RIDHMEDIA - Bagi Gibran Rakabuming Raka, 12 Desember 2019 merupakan tanggal penting. Hari tersebut adalah penanda putra Presiden Joko Widodo (Jokowi) ini mendaftarkan diri sebagai bakal calon Wali Kota Surakarta 2020.
Mencoba peruntungan lewat DPD PDIP Jawa Tengah, Gibran datang dengan dukungan berlimpah. Sebanyak 20 bus yang sudah disiapkan timnya untuk menampung para relawan hari itu sampai-sampai tidak cukup.
“Relawan masyarakat Solo yang mau mengantar Gibran mendaftarkan diri ke DPD PDIP Jateng, luar biasa, ada ribuan orang, tetapi panitia hanya membatasi sebanyak 20 armada bus untuk mengangkut mereka," kata Kuat Hernawan Santoso, koordinator relawan pendukung Gibran seperti dilansir Antara.

(Yang Perlu Dikerjakan):
- 1) Tolong tuliskan ulang bagian artikel tentang pendaftaran Gibran, semuanya mulai dari "RIDHMEDIA - Bagi" hingga "sampai-sampai tidak cukup.".
- 2) Menurut artikel tentang pendaftaran Gibran, pada tanggal berapa Gibran mendaftarkan diri sebagai bakal calon Wali Kota Surakarta 2020?
- 3) Tentukan apakah pernyataan berikut sesuai dengan artikel tentang pendaftaran Gibran, lalu kutip kata-kata artikel yang menjadi penentunya.
(a) Gibran mendaftar melalui DPD PDIP Jawa Tengah.
(b) Bus yang disiapkan tim Gibran cukup untuk menampung semua relawan.
(c) Kuat Hernawan Santoso adalah koordinator relawan pendukung Gibran.
Jawablah hanya berdasarkan artikel tentang pendaftaran Gibran.

Catatan letak kemunculan elemen
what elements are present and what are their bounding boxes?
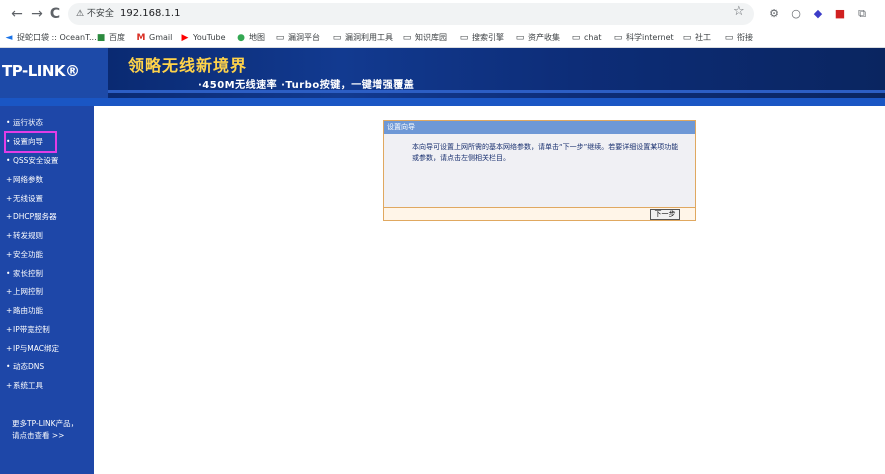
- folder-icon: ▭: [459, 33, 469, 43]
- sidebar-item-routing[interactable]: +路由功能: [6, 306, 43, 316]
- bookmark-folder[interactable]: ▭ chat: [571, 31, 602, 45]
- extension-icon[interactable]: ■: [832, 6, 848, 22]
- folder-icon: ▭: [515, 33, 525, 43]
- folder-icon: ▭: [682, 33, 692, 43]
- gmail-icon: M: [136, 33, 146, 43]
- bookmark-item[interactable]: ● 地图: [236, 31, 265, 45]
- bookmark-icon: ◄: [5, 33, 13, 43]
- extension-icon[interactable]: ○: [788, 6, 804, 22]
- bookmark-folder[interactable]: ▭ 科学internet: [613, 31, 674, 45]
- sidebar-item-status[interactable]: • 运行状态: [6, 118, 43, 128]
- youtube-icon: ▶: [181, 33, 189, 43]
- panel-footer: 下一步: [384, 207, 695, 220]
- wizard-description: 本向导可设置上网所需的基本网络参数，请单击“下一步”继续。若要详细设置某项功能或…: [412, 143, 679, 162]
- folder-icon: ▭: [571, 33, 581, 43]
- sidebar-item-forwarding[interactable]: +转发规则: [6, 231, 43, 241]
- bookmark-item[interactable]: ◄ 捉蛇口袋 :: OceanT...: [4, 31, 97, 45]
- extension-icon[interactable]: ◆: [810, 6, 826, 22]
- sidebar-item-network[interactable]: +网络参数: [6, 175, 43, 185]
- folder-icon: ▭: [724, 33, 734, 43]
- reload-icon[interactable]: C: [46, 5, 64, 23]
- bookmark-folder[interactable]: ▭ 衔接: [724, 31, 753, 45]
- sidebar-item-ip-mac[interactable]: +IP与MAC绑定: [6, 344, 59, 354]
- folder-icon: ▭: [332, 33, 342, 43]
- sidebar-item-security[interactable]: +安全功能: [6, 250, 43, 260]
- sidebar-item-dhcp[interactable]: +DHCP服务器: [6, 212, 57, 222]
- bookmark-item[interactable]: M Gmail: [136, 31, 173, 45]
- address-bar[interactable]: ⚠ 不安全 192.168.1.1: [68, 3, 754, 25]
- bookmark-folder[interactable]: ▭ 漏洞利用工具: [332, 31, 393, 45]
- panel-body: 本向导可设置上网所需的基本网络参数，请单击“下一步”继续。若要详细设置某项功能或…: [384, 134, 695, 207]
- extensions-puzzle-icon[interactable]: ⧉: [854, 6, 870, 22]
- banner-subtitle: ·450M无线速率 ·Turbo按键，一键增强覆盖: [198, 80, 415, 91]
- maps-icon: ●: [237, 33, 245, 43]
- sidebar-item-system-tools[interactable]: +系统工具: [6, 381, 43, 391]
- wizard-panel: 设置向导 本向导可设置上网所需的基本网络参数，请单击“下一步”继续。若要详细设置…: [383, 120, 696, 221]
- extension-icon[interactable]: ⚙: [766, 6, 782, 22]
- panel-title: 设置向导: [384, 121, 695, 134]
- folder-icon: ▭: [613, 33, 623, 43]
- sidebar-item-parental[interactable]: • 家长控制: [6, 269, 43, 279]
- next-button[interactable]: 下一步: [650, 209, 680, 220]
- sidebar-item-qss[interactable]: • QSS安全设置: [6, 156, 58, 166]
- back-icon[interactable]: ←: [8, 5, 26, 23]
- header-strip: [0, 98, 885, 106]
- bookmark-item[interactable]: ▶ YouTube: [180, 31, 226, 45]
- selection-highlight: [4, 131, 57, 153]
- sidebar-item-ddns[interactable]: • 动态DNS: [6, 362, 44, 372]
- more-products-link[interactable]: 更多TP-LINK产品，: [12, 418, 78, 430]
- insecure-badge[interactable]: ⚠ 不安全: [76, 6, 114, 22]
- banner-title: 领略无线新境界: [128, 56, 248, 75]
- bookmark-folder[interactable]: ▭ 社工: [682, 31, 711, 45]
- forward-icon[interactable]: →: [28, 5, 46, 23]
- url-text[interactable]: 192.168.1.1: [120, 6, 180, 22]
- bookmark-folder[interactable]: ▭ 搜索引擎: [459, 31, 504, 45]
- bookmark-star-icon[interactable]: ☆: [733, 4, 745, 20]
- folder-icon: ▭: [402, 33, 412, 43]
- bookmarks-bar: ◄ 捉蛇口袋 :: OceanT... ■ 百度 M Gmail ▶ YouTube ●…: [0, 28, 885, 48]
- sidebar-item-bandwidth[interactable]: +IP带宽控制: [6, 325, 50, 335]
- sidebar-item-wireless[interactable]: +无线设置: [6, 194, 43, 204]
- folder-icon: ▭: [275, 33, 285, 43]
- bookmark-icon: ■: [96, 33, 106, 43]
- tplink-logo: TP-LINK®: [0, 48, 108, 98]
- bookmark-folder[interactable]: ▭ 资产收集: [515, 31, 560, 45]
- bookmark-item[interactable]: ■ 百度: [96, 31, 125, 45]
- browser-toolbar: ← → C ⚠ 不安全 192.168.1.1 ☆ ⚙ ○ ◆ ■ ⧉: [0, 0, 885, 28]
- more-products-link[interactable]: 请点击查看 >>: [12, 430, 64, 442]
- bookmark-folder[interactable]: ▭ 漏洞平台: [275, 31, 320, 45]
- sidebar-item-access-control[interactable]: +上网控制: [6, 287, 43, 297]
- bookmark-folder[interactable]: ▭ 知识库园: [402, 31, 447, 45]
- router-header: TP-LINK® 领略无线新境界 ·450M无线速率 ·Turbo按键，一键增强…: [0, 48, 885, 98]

(Kumpulan Jawaban):
- 1)
RIDHMEDIA - Bagi Gibran Rakabuming Raka, 12 Desember 2019 merupakan tanggal penting. Hari tersebut adalah penanda putra Presiden Joko Widodo (Jokowi) ini mendaftarkan diri sebagai bakal calon Wali Kota Surakarta 2020.
Mencoba peruntungan lewat DPD PDIP Jawa Tengah, Gibran datang dengan dukungan berlimpah. Sebanyak 20 bus yang sudah disiapkan timnya untuk menampung para relawan hari itu sampai-sampai tidak cukup.

- 2) 12 Desember 2019.

- 3)
(a) Ya: "Mencoba peruntungan lewat DPD PDIP Jawa Tengah"
(b) Tidak: "sampai-sampai tidak cukup"
(c) Ya: "Kuat Hernawan Santoso, koordinator relawan pendukung Gibran"